---------- Records for the exercise ----------

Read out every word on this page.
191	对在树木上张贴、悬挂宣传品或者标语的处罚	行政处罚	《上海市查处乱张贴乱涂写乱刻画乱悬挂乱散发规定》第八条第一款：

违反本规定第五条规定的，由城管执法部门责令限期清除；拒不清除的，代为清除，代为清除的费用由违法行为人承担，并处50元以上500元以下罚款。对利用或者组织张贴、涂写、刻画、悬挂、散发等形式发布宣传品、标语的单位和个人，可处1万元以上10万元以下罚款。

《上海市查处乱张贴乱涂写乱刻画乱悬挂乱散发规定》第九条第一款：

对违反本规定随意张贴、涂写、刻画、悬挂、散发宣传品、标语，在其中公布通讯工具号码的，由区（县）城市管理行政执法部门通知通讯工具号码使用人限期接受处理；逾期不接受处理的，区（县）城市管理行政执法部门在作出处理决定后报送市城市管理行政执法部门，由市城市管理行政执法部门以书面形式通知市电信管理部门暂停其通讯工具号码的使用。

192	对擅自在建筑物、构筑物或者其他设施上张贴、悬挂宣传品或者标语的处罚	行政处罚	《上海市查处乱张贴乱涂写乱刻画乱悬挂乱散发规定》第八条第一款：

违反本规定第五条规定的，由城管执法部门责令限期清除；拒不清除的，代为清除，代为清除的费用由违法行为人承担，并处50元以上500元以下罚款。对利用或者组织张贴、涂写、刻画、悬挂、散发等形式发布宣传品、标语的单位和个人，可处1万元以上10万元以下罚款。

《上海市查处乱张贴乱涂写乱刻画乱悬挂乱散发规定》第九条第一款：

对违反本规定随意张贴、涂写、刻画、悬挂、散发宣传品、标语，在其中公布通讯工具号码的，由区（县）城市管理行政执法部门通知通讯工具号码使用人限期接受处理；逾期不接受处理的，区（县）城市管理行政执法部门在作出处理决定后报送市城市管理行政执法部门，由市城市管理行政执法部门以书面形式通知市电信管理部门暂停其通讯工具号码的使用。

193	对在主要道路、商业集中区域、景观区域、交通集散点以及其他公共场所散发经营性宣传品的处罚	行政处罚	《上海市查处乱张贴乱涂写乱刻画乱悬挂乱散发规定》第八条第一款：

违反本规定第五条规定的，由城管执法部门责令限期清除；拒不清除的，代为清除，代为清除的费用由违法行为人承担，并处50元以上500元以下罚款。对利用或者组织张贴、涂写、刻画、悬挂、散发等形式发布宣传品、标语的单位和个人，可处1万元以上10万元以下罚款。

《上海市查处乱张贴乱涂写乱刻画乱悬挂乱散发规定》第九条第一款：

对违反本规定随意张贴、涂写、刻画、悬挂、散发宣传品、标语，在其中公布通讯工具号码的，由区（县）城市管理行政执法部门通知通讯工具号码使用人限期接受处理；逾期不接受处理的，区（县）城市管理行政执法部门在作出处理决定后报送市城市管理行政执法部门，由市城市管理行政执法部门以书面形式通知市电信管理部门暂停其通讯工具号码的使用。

----------

Copy the records above exactly.

Read out every word on this page.
191	对在树木上张贴、悬挂宣传品或者标语的处罚	行政处罚	《上海市查处乱张贴乱涂写乱刻画乱悬挂乱散发规定》第八条第一款：

违反本规定第五条规定的，由城管执法部门责令限期清除；拒不清除的，代为清除，代为清除的费用由违法行为人承担，并处50元以上500元以下罚款。对利用或者组织张贴、涂写、刻画、悬挂、散发等形式发布宣传品、标语的单位和个人，可处1万元以上10万元以下罚款。

《上海市查处乱张贴乱涂写乱刻画乱悬挂乱散发规定》第九条第一款：

对违反本规定随意张贴、涂写、刻画、悬挂、散发宣传品、标语，在其中公布通讯工具号码的，由区（县）城市管理行政执法部门通知通讯工具号码使用人限期接受处理；逾期不接受处理的，区（县）城市管理行政执法部门在作出处理决定后报送市城市管理行政执法部门，由市城市管理行政执法部门以书面形式通知市电信管理部门暂停其通讯工具号码的使用。

192	对擅自在建筑物、构筑物或者其他设施上张贴、悬挂宣传品或者标语的处罚	行政处罚	《上海市查处乱张贴乱涂写乱刻画乱悬挂乱散发规定》第八条第一款：

违反本规定第五条规定的，由城管执法部门责令限期清除；拒不清除的，代为清除，代为清除的费用由违法行为人承担，并处50元以上500元以下罚款。对利用或者组织张贴、涂写、刻画、悬挂、散发等形式发布宣传品、标语的单位和个人，可处1万元以上10万元以下罚款。

《上海市查处乱张贴乱涂写乱刻画乱悬挂乱散发规定》第九条第一款：

对违反本规定随意张贴、涂写、刻画、悬挂、散发宣传品、标语，在其中公布通讯工具号码的，由区（县）城市管理行政执法部门通知通讯工具号码使用人限期接受处理；逾期不接受处理的，区（县）城市管理行政执法部门在作出处理决定后报送市城市管理行政执法部门，由市城市管理行政执法部门以书面形式通知市电信管理部门暂停其通讯工具号码的使用。

193	对在主要道路、商业集中区域、景观区域、交通集散点以及其他公共场所散发经营性宣传品的处罚	行政处罚	《上海市查处乱张贴乱涂写乱刻画乱悬挂乱散发规定》第八条第一款：

违反本规定第五条规定的，由城管执法部门责令限期清除；拒不清除的，代为清除，代为清除的费用由违法行为人承担，并处50元以上500元以下罚款。对利用或者组织张贴、涂写、刻画、悬挂、散发等形式发布宣传品、标语的单位和个人，可处1万元以上10万元以下罚款。

《上海市查处乱张贴乱涂写乱刻画乱悬挂乱散发规定》第九条第一款：

对违反本规定随意张贴、涂写、刻画、悬挂、散发宣传品、标语，在其中公布通讯工具号码的，由区（县）城市管理行政执法部门通知通讯工具号码使用人限期接受处理；逾期不接受处理的，区（县）城市管理行政执法部门在作出处理决定后报送市城市管理行政执法部门，由市城市管理行政执法部门以书面形式通知市电信管理部门暂停其通讯工具号码的使用。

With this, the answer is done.